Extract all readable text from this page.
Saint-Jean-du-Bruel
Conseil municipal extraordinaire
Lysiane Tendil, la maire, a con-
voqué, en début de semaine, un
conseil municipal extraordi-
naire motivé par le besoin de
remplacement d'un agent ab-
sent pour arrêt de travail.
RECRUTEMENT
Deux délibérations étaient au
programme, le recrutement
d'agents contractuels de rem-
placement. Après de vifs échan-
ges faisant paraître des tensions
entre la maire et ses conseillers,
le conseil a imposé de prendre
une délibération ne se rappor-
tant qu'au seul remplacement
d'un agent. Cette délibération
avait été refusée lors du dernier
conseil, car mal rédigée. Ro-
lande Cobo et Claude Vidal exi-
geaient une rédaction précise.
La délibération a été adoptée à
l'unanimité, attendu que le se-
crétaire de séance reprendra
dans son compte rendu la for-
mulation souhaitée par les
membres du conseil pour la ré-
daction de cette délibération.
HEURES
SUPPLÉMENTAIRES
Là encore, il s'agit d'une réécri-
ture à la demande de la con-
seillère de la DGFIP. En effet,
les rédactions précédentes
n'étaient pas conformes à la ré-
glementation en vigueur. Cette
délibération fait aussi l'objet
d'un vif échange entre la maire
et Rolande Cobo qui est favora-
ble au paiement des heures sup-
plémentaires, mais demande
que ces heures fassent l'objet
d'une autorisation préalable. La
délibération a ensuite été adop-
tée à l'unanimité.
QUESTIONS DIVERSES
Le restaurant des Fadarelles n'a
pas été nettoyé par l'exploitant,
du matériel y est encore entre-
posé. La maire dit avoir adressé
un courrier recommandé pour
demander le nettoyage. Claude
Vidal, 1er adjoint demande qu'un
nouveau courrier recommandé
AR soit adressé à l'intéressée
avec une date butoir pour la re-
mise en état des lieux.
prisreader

────────

◆ **GOAL OF THE EXERCISE**
Check every line of the records above for the string "encore" and say how many contain it, giving the number alone.

◆ **THE OUTPUT**
2